*TESTO SELEZIONATO*.
———
Lavoro IT/ La forza di un sindacato

Lavoro IT/ La forza di un sindacato

Qual è il ruolo dei sindacati nel comparto ICT? Quale il suo peso? Storie di vita vera: per porsi delle domande, più che per offrire risposte
Qual è il ruolo dei sindacati nel comparto ICT? Quale il suo peso? Storie di vita vera: per porsi delle domande, più che per offrire risposte

Molti si chiedono a cosa servono i sindacati e se davvero vale la pena di aderire a queste organizzazioni che, benchè siano previste perfino nella nostra costituzione, hanno perso molto del loro potere attrattivo negli ultimi anni. È opportuno chiarire che il sindacato è solo uno degli strumenti a difesa dei lavoratori; il più forte e il più efficace, ma pur tuttavia solo uno strumento e che come tale deve essere considerato.
———
*RIGHE FORNITE*.
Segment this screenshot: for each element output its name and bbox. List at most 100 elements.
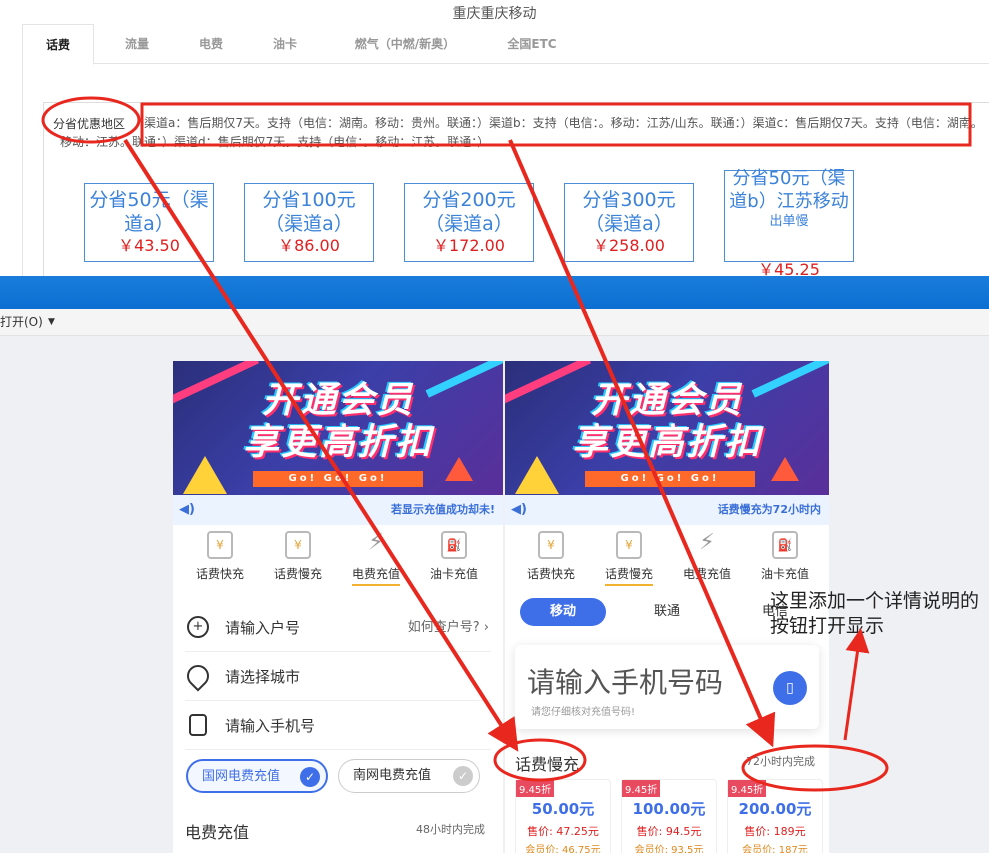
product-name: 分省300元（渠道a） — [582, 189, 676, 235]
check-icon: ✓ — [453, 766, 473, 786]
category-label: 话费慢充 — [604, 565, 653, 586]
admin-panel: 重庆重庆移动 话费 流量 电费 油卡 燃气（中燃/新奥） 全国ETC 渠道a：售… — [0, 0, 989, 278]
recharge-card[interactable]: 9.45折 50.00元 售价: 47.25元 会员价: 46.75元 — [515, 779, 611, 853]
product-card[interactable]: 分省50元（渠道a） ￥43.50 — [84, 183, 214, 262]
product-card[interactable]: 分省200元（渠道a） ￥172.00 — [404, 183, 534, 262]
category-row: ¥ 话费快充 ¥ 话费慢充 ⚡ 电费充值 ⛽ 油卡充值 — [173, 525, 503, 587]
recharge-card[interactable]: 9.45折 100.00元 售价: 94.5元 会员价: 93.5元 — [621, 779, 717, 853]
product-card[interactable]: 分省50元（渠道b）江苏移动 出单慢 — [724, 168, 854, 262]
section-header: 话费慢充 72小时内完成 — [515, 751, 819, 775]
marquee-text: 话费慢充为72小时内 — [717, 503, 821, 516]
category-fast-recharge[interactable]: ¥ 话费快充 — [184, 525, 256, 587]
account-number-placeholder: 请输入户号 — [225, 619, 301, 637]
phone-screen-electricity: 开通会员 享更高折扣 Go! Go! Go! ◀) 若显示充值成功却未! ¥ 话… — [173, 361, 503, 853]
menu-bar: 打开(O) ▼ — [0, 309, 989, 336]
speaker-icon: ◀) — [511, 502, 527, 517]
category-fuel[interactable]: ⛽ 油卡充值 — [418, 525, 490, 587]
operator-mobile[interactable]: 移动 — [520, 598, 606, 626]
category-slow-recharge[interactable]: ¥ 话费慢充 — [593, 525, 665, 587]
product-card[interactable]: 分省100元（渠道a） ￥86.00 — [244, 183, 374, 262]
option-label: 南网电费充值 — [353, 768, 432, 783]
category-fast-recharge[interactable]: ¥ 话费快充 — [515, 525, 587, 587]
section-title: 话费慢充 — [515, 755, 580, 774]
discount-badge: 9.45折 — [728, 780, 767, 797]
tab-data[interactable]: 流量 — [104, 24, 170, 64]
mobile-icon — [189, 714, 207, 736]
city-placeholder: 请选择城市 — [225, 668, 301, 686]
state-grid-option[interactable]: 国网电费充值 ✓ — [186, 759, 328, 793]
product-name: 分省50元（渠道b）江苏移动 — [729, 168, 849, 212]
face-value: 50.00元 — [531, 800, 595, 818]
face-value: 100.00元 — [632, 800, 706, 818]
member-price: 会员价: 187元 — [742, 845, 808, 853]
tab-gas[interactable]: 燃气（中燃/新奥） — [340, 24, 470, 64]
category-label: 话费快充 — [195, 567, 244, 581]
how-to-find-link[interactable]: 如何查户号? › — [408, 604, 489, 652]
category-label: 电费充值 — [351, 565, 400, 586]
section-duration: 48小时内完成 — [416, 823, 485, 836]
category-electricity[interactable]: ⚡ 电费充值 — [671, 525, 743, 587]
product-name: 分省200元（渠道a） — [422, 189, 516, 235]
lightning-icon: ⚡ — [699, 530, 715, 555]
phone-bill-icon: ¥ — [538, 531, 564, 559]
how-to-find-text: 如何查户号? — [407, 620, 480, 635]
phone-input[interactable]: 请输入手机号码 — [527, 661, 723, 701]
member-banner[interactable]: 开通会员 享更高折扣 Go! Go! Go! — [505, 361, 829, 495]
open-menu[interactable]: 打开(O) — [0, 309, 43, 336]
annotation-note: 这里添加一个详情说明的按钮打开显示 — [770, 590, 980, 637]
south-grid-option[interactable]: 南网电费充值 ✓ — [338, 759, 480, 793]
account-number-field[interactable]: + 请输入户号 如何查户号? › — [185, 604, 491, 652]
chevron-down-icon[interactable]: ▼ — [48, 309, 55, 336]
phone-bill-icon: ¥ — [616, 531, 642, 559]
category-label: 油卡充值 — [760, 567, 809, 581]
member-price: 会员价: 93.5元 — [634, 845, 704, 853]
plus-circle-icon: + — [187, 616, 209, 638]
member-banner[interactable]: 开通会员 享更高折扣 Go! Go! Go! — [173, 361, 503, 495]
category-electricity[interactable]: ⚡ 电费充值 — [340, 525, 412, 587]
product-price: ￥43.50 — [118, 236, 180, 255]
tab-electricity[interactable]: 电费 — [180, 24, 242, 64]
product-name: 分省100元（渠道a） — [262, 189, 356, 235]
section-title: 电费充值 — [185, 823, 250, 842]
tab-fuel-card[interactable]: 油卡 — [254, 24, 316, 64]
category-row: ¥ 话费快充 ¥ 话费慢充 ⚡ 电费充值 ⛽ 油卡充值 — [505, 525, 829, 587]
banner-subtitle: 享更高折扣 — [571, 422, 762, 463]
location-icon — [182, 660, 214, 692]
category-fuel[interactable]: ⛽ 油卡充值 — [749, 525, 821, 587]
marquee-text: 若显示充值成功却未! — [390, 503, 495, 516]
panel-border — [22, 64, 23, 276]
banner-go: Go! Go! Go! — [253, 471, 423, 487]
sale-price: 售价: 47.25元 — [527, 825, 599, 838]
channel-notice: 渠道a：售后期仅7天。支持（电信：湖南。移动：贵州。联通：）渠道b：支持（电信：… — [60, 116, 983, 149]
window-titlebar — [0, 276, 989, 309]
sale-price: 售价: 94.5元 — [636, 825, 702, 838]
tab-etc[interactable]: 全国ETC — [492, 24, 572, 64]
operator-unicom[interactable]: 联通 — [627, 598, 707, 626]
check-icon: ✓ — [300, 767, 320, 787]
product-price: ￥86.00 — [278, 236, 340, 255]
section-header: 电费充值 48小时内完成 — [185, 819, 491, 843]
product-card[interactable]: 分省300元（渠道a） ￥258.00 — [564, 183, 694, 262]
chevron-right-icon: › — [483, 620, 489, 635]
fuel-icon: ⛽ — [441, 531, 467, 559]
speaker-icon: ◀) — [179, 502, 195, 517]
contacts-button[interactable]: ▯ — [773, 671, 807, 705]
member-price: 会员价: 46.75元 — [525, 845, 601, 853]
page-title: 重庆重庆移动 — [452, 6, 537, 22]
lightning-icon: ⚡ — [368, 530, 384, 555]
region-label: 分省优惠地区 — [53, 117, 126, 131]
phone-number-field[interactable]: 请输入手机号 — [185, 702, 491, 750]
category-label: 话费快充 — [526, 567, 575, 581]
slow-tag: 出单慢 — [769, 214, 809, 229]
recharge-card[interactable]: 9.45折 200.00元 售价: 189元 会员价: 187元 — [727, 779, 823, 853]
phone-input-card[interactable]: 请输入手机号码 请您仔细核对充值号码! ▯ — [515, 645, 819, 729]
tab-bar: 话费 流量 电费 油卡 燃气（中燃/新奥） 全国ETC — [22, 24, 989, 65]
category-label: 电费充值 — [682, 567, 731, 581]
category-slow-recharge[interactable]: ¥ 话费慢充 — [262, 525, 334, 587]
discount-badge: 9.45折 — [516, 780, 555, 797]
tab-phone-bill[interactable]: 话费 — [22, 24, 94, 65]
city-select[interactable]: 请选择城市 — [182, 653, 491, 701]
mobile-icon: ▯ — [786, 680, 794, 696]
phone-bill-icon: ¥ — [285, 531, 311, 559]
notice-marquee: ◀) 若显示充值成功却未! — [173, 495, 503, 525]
———
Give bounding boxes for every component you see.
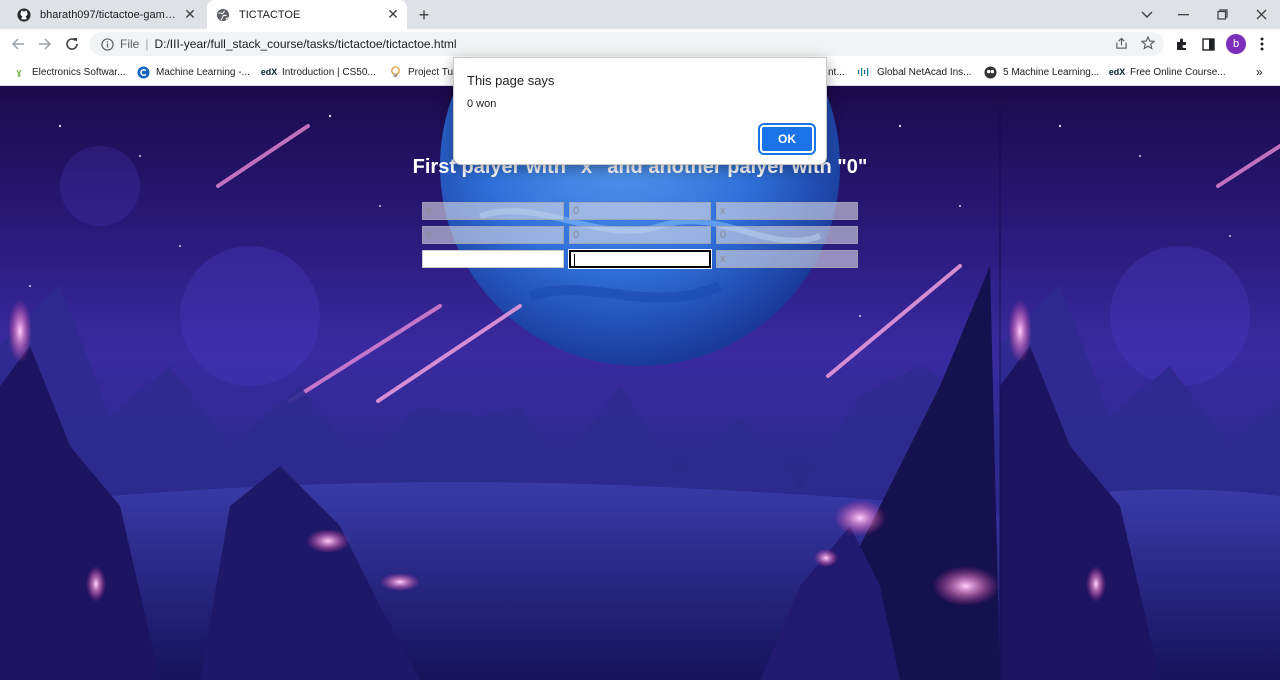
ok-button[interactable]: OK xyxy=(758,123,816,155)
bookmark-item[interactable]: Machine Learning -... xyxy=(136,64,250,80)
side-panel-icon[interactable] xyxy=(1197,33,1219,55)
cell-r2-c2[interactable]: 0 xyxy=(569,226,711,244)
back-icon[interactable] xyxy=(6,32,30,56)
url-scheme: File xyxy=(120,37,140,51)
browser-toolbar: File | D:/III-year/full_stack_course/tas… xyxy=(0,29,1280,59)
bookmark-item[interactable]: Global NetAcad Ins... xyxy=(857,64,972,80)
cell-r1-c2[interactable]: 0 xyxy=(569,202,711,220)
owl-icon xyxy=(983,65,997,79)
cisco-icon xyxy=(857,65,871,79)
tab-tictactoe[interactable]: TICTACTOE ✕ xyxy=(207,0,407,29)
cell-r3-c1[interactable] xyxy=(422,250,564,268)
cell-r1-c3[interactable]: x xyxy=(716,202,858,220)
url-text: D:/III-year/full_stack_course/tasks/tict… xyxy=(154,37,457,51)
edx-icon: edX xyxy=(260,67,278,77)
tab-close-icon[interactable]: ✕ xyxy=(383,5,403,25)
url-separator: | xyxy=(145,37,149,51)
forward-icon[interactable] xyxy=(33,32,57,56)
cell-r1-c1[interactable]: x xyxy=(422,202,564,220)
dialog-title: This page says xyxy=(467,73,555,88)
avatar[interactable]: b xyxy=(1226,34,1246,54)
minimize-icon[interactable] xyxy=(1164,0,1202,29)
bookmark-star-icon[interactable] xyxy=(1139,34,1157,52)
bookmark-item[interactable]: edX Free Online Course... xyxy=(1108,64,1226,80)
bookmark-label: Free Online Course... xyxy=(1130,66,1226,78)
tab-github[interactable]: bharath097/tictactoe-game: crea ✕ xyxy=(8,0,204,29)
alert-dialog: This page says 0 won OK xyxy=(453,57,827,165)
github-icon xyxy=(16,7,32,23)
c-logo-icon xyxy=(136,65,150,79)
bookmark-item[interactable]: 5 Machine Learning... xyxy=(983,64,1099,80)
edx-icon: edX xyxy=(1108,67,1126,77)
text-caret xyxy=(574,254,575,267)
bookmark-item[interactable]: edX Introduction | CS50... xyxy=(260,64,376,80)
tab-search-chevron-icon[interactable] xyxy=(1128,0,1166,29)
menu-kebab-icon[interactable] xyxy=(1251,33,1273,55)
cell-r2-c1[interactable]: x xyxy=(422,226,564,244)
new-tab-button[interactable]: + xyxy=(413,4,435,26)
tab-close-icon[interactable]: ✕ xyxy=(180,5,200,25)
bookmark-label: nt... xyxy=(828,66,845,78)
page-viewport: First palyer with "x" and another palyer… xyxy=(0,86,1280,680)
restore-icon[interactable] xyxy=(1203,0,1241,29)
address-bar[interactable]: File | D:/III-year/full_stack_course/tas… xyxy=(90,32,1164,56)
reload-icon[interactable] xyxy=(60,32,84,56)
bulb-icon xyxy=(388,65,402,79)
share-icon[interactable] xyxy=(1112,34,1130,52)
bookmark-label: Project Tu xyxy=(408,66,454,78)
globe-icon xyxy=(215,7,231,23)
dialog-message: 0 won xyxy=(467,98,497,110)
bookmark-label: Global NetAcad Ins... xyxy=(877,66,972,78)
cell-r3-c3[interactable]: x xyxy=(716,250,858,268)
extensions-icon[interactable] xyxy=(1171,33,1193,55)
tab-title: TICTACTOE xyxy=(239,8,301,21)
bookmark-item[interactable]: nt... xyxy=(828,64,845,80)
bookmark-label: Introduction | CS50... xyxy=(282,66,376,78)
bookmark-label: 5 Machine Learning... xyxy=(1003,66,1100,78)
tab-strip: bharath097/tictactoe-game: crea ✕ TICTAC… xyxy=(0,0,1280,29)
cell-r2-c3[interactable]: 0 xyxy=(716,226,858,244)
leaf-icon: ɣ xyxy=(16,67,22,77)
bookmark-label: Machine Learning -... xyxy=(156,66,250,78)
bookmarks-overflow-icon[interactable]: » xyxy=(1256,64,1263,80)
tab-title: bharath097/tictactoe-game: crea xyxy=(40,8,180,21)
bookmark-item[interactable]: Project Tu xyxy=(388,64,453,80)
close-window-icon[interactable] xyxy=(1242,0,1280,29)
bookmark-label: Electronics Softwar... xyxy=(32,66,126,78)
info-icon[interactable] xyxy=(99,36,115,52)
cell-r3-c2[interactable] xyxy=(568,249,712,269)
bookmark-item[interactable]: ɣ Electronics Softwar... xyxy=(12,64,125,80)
———
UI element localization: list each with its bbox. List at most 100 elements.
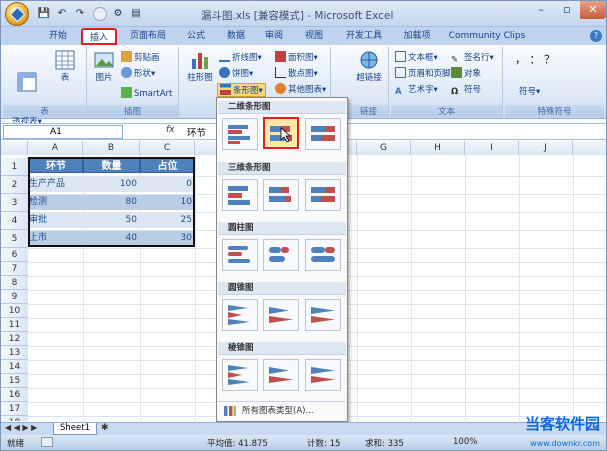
———
*SFIDA 1*. Nel testo sul sindacato nel settore IT, in quale documento si dice che i sindacati sono previsti?
*SFIDA 2*. Elenca tutte le domande sui sindacati che compaiono nel testo sul sindacato nel settore IT, sia quelle poste direttamente sia quelle riferite come dubbi di molti, senza ripetere quelle doppie.
*SFIDA 3*. Prosegui il testo sul sindacato nel settore IT dal punto in cui si ferma.

*RISPOSTA SCRITTA 1*. Nella nostra costituzione.

*RISPOSTA SCRITTA 2*.
- Qual è il ruolo dei sindacati nel comparto ICT?
- Quale il suo peso?
- A cosa servono i sindacati?
- Vale davvero la pena di aderire a queste organizzazioni?

*RISPOSTA SCRITTA 3*.
Gli strumenti sono neutri, possono essere efficaci ed utili allo scopo, cosi come dannosi, sta alle persone che li adoperano dotarli di un accezione negativa o positiva. E accade anche che quando uno strumento è messo nelle mani di persone capaci, intelligenti e determinate questi possano produrre risultati eccezionali, talmente forti da cambiare il volto di una società intera o di una parte di essa.

Prendiamo il sindacato ad esempio, ecco qui di seguito due storie illuminanti.

Autunno 1969, l’autunno caldo

È importante conoscere la storia per capire perchè noi siamo quelli che siamo.

L’Italia del 1969 aveva qualcosa che ora la Lega vorrebbe riproporre, era un sistema di retribuzione chiusa detto Gabbie Salariali , in pratica per lo stesso lavoro si era pagati differentemente a Milano ed a Roma. Era questo il motivo per cui moltissimi partivano dal Sud per lavorare al Nord, ma le condizioni di lavoro che vi trovavano erano pessime.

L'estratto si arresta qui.